** Start Exercise material **

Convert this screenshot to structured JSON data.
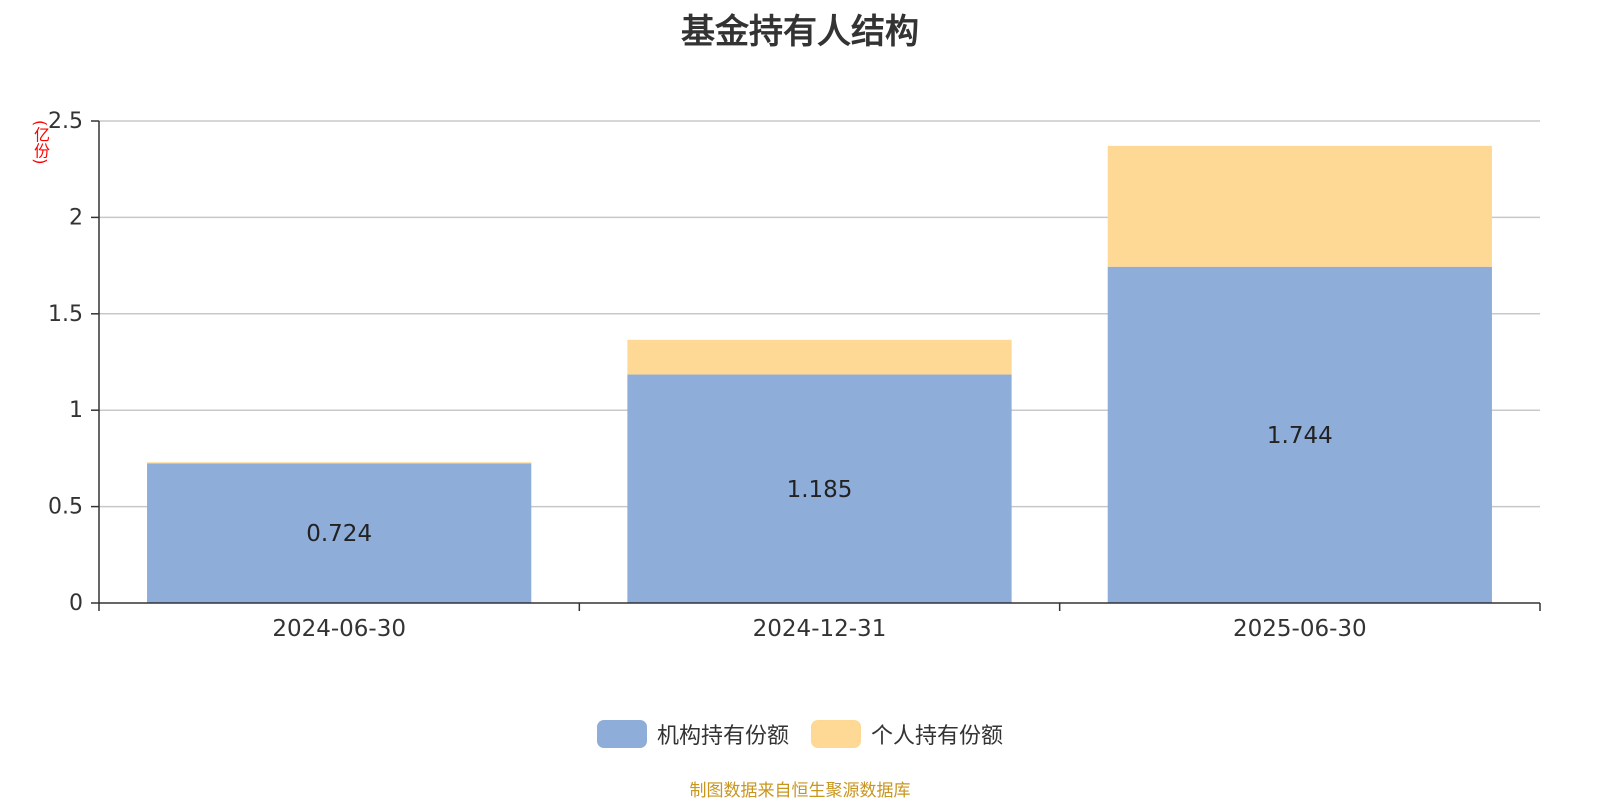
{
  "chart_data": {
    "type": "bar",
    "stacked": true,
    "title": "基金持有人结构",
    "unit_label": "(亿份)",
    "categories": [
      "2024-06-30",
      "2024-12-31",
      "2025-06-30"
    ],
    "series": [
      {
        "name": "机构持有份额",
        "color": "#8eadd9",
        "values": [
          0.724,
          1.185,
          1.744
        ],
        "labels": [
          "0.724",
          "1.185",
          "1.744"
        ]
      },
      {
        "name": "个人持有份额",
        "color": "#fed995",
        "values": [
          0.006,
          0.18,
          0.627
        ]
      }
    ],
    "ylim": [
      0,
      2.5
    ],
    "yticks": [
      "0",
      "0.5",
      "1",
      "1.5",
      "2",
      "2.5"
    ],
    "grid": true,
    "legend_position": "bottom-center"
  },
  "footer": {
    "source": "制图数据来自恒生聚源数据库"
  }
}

** End Exercise material **

Copy the records above exactly, leaving out every picture.

Convert this screenshot to structured JSON data.
{
  "chart_data": {
    "type": "bar",
    "stacked": true,
    "title": "基金持有人结构",
    "unit_label": "(亿份)",
    "categories": [
      "2024-06-30",
      "2024-12-31",
      "2025-06-30"
    ],
    "series": [
      {
        "name": "机构持有份额",
        "color": "#8eadd9",
        "values": [
          0.724,
          1.185,
          1.744
        ],
        "labels": [
          "0.724",
          "1.185",
          "1.744"
        ]
      },
      {
        "name": "个人持有份额",
        "color": "#fed995",
        "values": [
          0.006,
          0.18,
          0.627
        ]
      }
    ],
    "ylim": [
      0,
      2.5
    ],
    "yticks": [
      "0",
      "0.5",
      "1",
      "1.5",
      "2",
      "2.5"
    ],
    "grid": true,
    "legend_position": "bottom-center"
  },
  "footer": {
    "source": "制图数据来自恒生聚源数据库"
  }
}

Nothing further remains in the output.